- Input data -

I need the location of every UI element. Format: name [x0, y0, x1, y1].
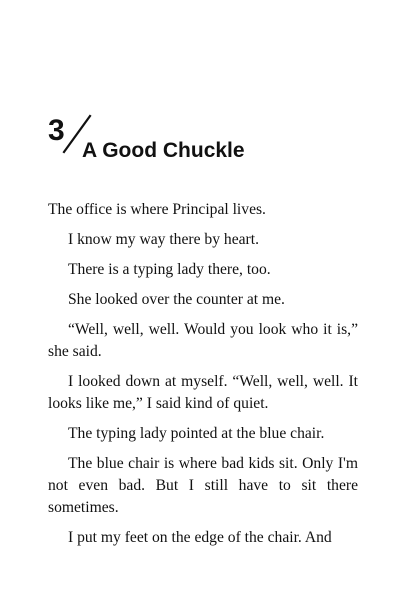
- paragraph: “Well, well, well. Would you look who it is,” she said.: [48, 321, 358, 360]
- paragraph: I put my feet on the edge of the chair. And: [68, 529, 332, 546]
- chapter-header: [48, 114, 368, 174]
- paragraph: There is a typing lady there, too.: [68, 261, 271, 278]
- chapter-title: A Good Chuckle: [82, 139, 245, 162]
- chapter-body: [48, 199, 358, 549]
- paragraph: The typing lady pointed at the blue chair.: [68, 425, 325, 442]
- paragraph: I looked down at myself. “Well, well, well. It looks like me,” I said kind of quiet.: [48, 373, 358, 412]
- chapter-number: 3: [48, 114, 65, 147]
- paragraph: The blue chair is where bad kids sit. Only I'm not even bad. But I still have to sit there sometimes.: [48, 455, 358, 516]
- paragraph: The office is where Principal lives.: [48, 201, 266, 218]
- paragraph: She looked over the counter at me.: [68, 291, 285, 308]
- paragraph: I know my way there by heart.: [68, 231, 259, 248]
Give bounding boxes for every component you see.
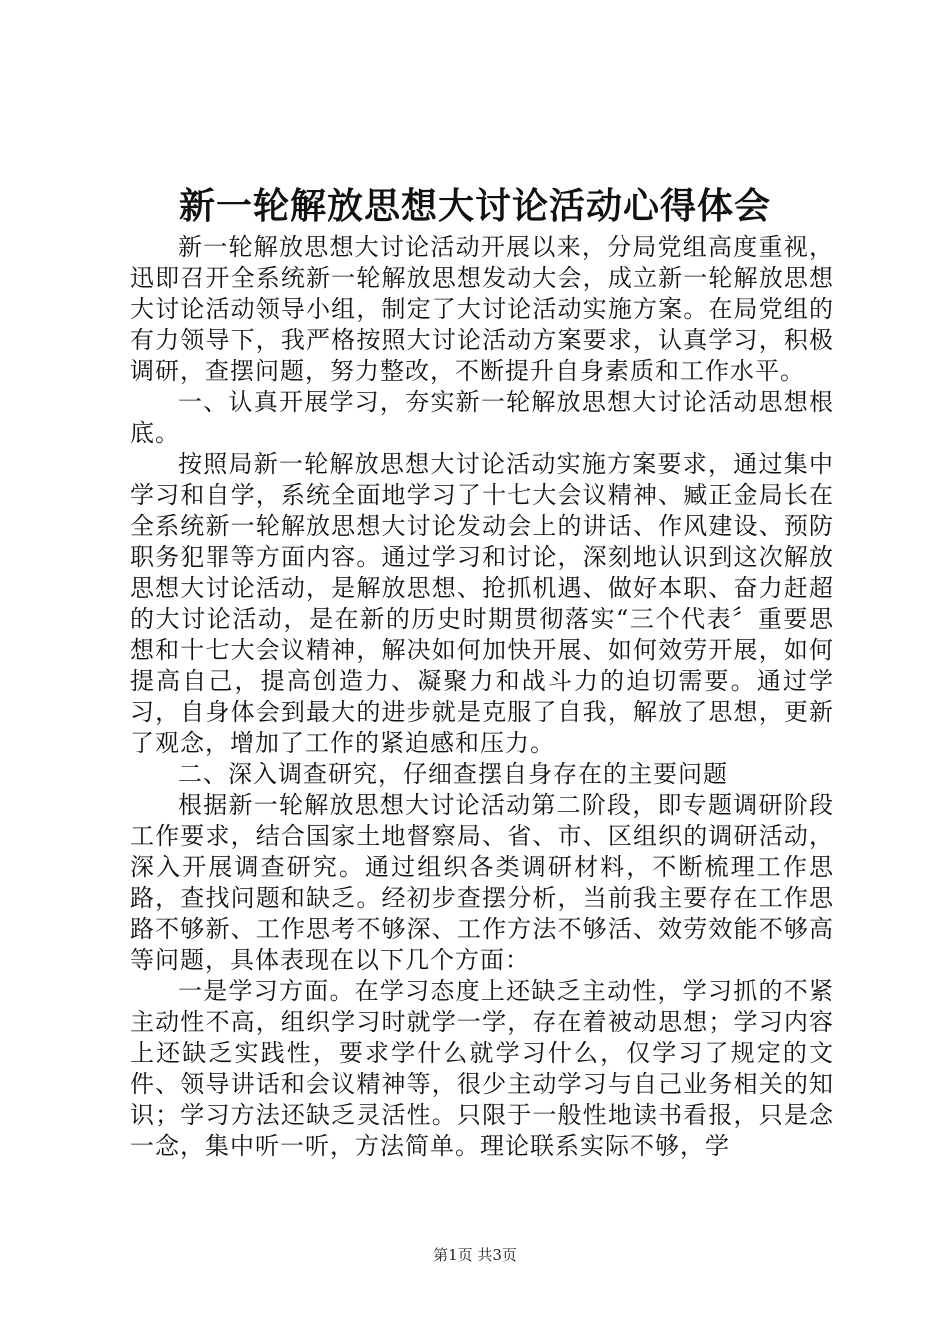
document-title: 新一轮解放思想大讨论活动心得体会 <box>178 186 771 227</box>
intro-paragraph: 新一轮解放思想大讨论活动开展以来，分局党组高度重视，迅即召开全系统新一轮解放思想发动大会，成立新一轮解放思想大讨论活动领导小组，制定了大讨论活动实施方案。在局党组的有力领导下，我严格按照大讨论活动方案要求，认真学习，积极调研，查摆问题，努力整改，不断提升自身素质和工作水平。 <box>130 233 834 385</box>
document-body <box>130 232 834 1162</box>
section-1-paragraph: 按照局新一轮解放思想大讨论活动实施方案要求，通过集中学习和自学，系统全面地学习了十七大会议精神、臧正金局长在全系统新一轮解放思想大讨论发动会上的讲话、作风建设、预防职务犯罪等方面内容。通过学习和讨论，深刻地认识到这次解放思想大讨论活动，是解放思想、抢抓机遇、做好本职、奋力赶超的大讨论活动，是在新的历史时期贯彻落实“三个代表〞重要思想和十七大会议精神，解决如何加快开展、如何效劳开展，如何提高自己，提高创造力、凝聚力和战斗力的迫切需要。通过学习，自身体会到最大的进步就是克服了自我，解放了思想，更新了观念，增加了工作的紧迫感和压力。 <box>130 450 834 757</box>
learning-aspect-paragraph: 一是学习方面。在学习态度上还缺乏主动性，学习抓的不紧主动性不高，组织学习时就学一学，存在着被动思想；学习内容上还缺乏实践性，要求学什么就学习什么，仅学习了规定的文件、领导讲话和会议精神等，很少主动学习与自己业务相关的知识；学习方法还缺乏灵活性。只限于一般性地读书看报，只是念一念，集中听一听，方法简单。理论联系实际不够，学 <box>130 977 834 1160</box>
section-heading-1: 一、认真开展学习，夯实新一轮解放思想大讨论活动思想根底。 <box>130 388 834 447</box>
section-heading-2: 二、深入调查研究，仔细查摆自身存在的主要问题 <box>178 760 728 788</box>
section-2-paragraph: 根据新一轮解放思想大讨论活动第二阶段，即专题调研阶段工作要求，结合国家土地督察局、省、市、区组织的调研活动，深入开展调查研究。通过组织各类调研材料，不断梳理工作思路，查找问题和缺乏。经初步查摆分析，当前我主要存在工作思路不够新、工作思考不够深、工作方法不够活、效劳效能不够高等问题，具体表现在以下几个方面： <box>130 791 834 974</box>
page-number-footer: 第1页 共3页 <box>433 1246 517 1264</box>
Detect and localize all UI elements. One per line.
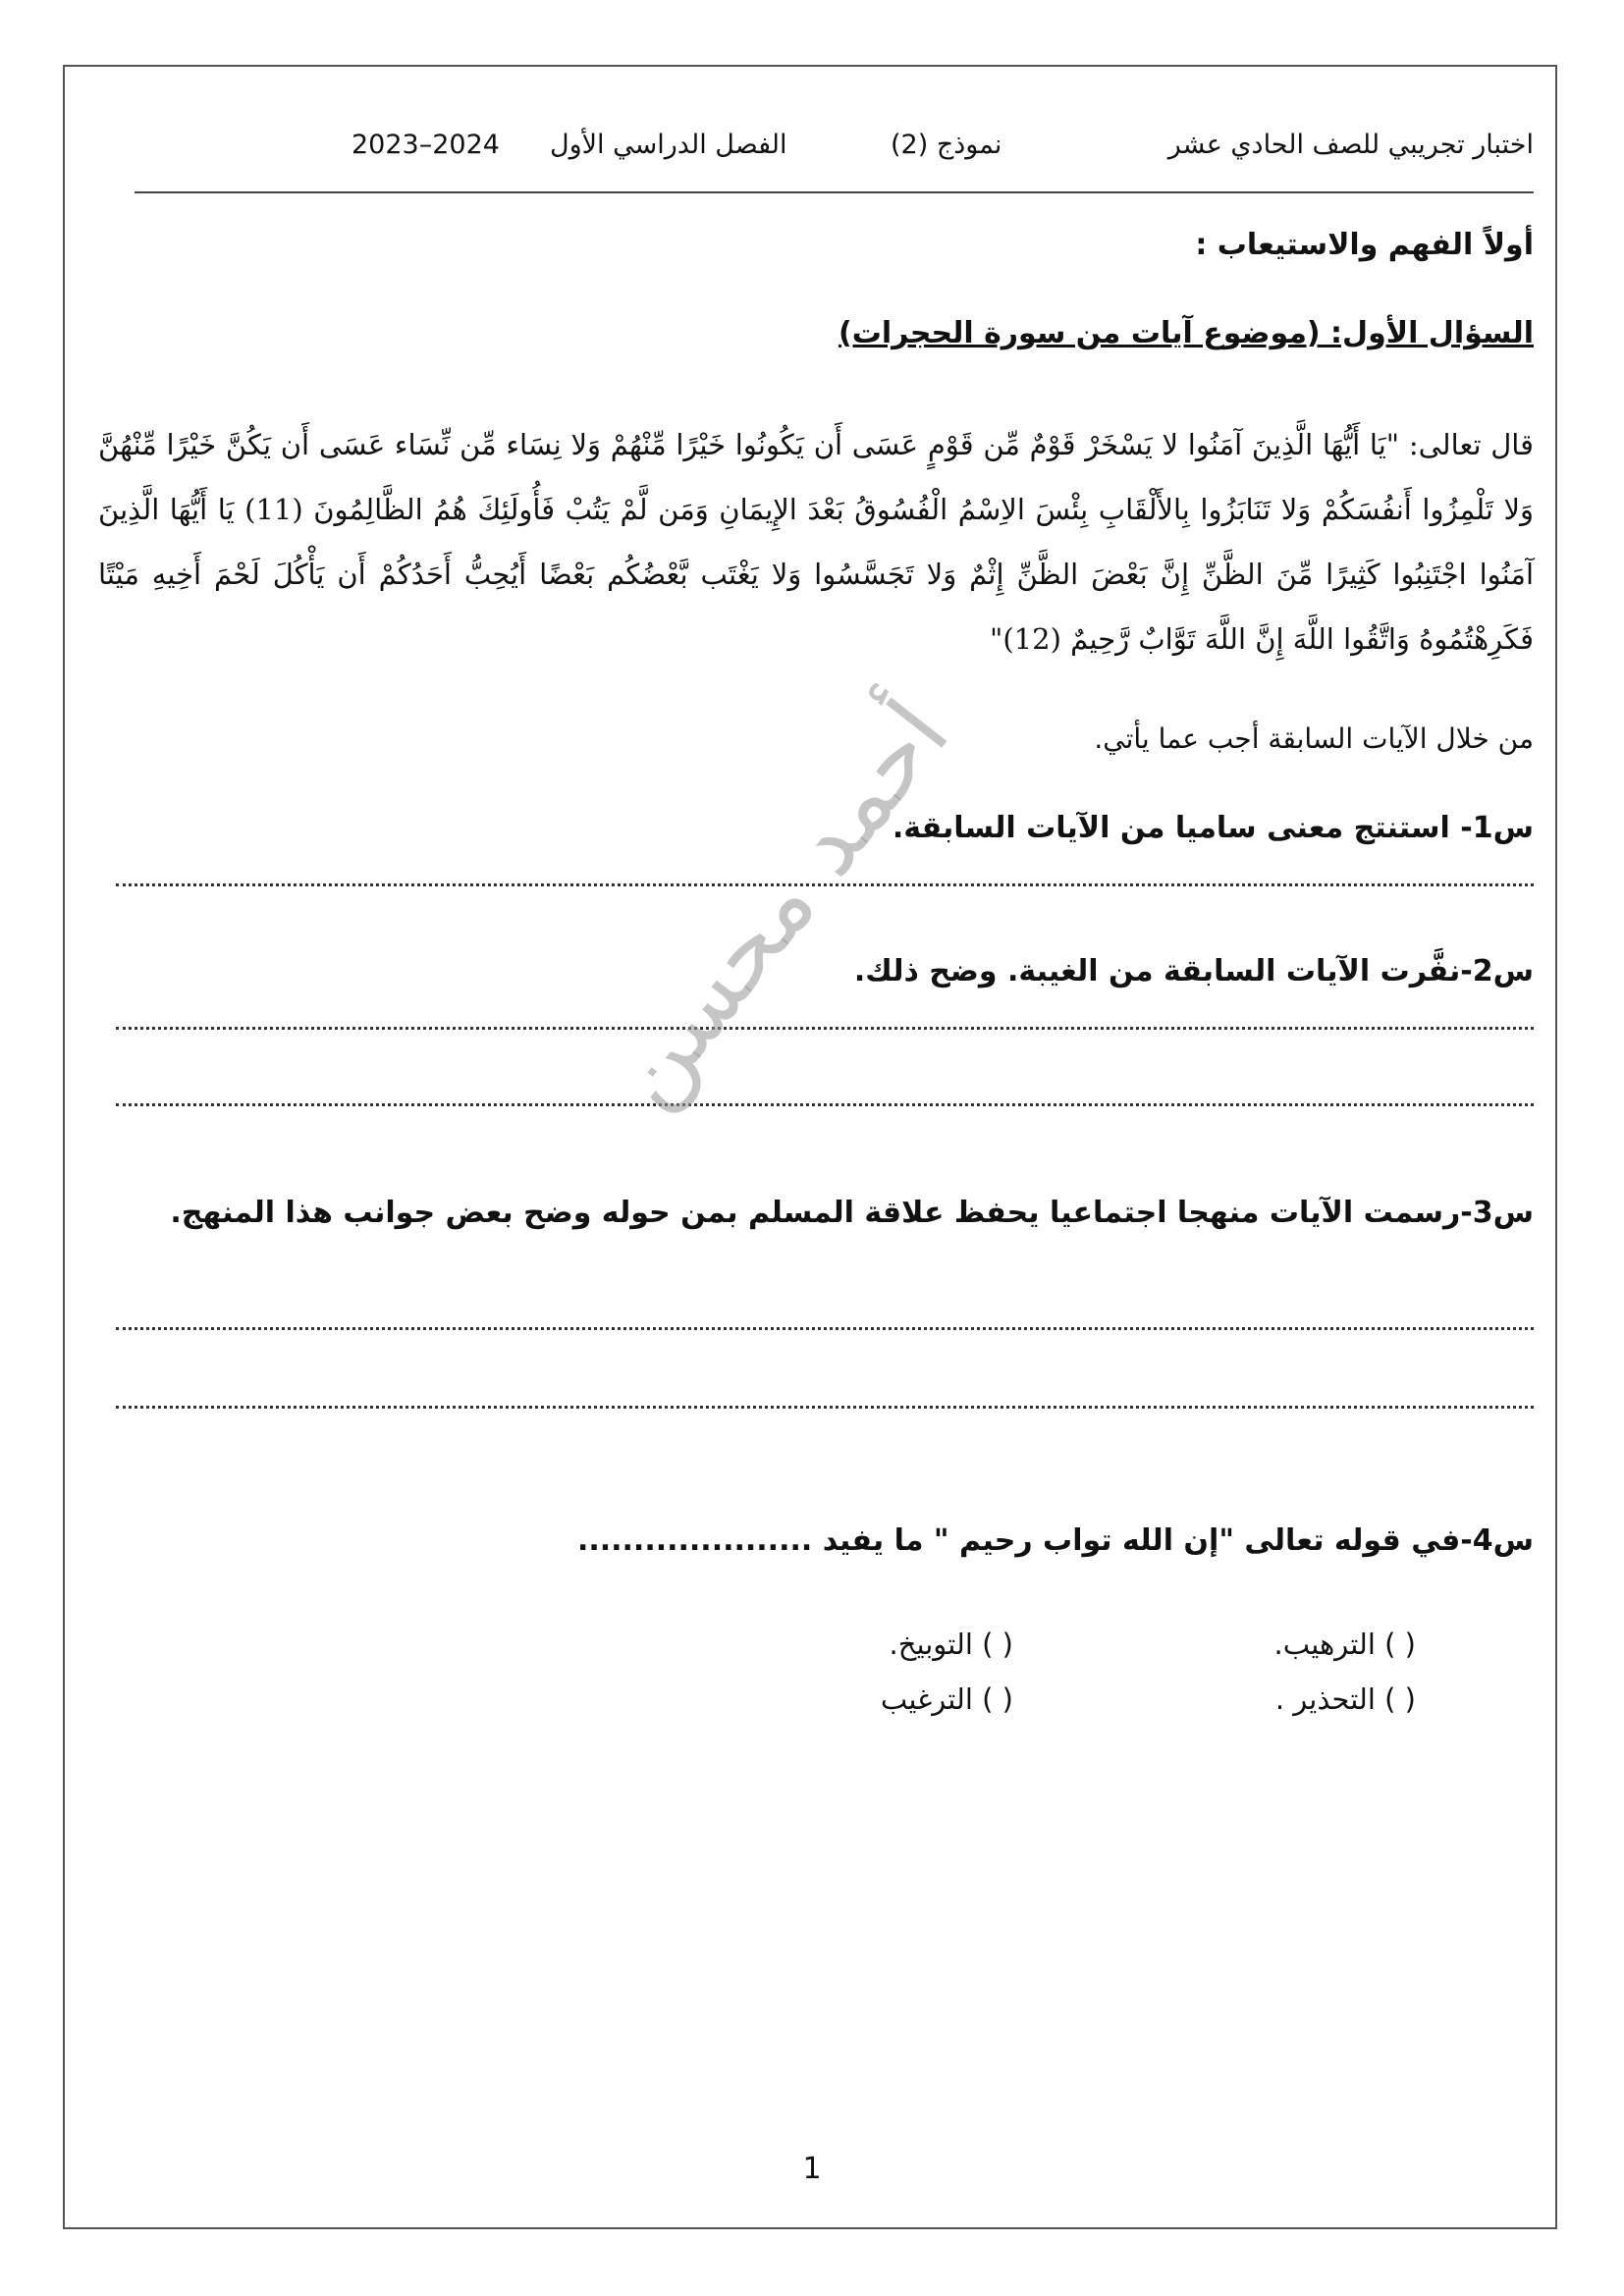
option-targheeb-fear[interactable]: ( ) الترهيب. [1273, 1628, 1416, 1661]
model-number: نموذج (2) [891, 130, 1002, 160]
answer-line[interactable] [116, 1103, 1534, 1106]
verse-passage: قال تعالى: "يَا أَيُّهَا الَّذِينَ آمَنُوا لا يَسْخَرْ قَوْمٌ مِّن قَوْمٍ عَسَى أَن يَكُونُوا خَيْرًا مِّنْهُمْ وَلا نِسَاء مِّن نِّسَاء عَسَى أَن يَكُنَّ خَيْرًا مِّنْهُنَّ وَلا تَلْمِزُوا أَنفُسَكُمْ وَلا تَنَابَزُوا بِالأَلْقَابِ بِئْسَ الاِسْمُ الْفُسُوقُ بَعْدَ الإِيمَانِ وَمَن لَّمْ يَتُبْ فَأُولَئِكَ هُمُ الظَّالِمُونَ (11) يَا أَيُّهَا الَّذِينَ آمَنُوا اجْتَنِبُوا كَثِيرًا مِّنَ الظَّنِّ إِنَّ بَعْضَ الظَّنِّ إِثْمٌ وَلا تَجَسَّسُوا وَلا يَغْتَب بَّعْضُكُم بَعْضًا أَيُحِبُّ أَحَدُكُمْ أَن يَأْكُلَ لَحْمَ أَخِيهِ مَيْتًا فَكَرِهْتُمُوهُ وَاتَّقُوا اللَّهَ إِنَّ اللَّهَ تَوَّابٌ رَّحِيمٌ (12)" [98, 428, 1535, 656]
question-4: س4-في قوله تعالى "إن الله تواب رحيم " ما يفيد ..................... [576, 1523, 1534, 1558]
option-encouragement[interactable]: ( ) الترغيب [880, 1682, 1013, 1716]
answer-line[interactable] [116, 1406, 1534, 1409]
question-1: س1- استنتج معنى ساميا من الآيات السابقة. [892, 811, 1534, 845]
header-divider [135, 191, 1534, 193]
page-number: 1 [802, 2152, 822, 2186]
academic-year: 2023–2024 [352, 130, 500, 160]
question-3: س3-رسمت الآيات منهجا اجتماعيا يحفظ علاقة المسلم بمن حوله وضح بعض جوانب هذا المنهج. [170, 1196, 1534, 1230]
option-warning[interactable]: ( ) التحذير . [1274, 1682, 1416, 1716]
answer-line[interactable] [116, 1327, 1534, 1330]
question-2: س2-نفَّرت الآيات السابقة من الغيبة. وضح ذلك. [853, 954, 1534, 988]
exam-title: اختبار تجريبي للصف الحادي عشر [1167, 130, 1534, 160]
question-one-title: السؤال الأول: (موضوع آيات من سورة الحجرات) [839, 316, 1534, 350]
section-title: أولاً الفهم والاستيعاب : [1195, 228, 1534, 262]
watermark: أحمد محسن [589, 681, 970, 1127]
option-rebuke[interactable]: ( ) التوبيخ. [889, 1628, 1013, 1661]
term-label: الفصل الدراسي الأول [550, 130, 787, 160]
answer-line[interactable] [116, 1027, 1534, 1030]
page-border [63, 65, 1557, 2229]
instruction: من خلال الآيات السابقة أجب عما يأتي. [1094, 722, 1534, 755]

- Exercise aim -
Could you rename "intro-paragraph" to "lead-paragraph" in the rows from the line with "document-title: 新一轮解放思想大讨论活动心得体会 <box>178" to the line with "document-body <box>130 232 834 1162</box>", leaving everything else unchanged and giving back only those lines?

- Solution to this exercise -
document-title: 新一轮解放思想大讨论活动心得体会 <box>178 186 771 227</box>
lead-paragraph: 新一轮解放思想大讨论活动开展以来，分局党组高度重视，迅即召开全系统新一轮解放思想发动大会，成立新一轮解放思想大讨论活动领导小组，制定了大讨论活动实施方案。在局党组的有力领导下，我严格按照大讨论活动方案要求，认真学习，积极调研，查摆问题，努力整改，不断提升自身素质和工作水平。 <box>130 233 834 385</box>
document-body <box>130 232 834 1162</box>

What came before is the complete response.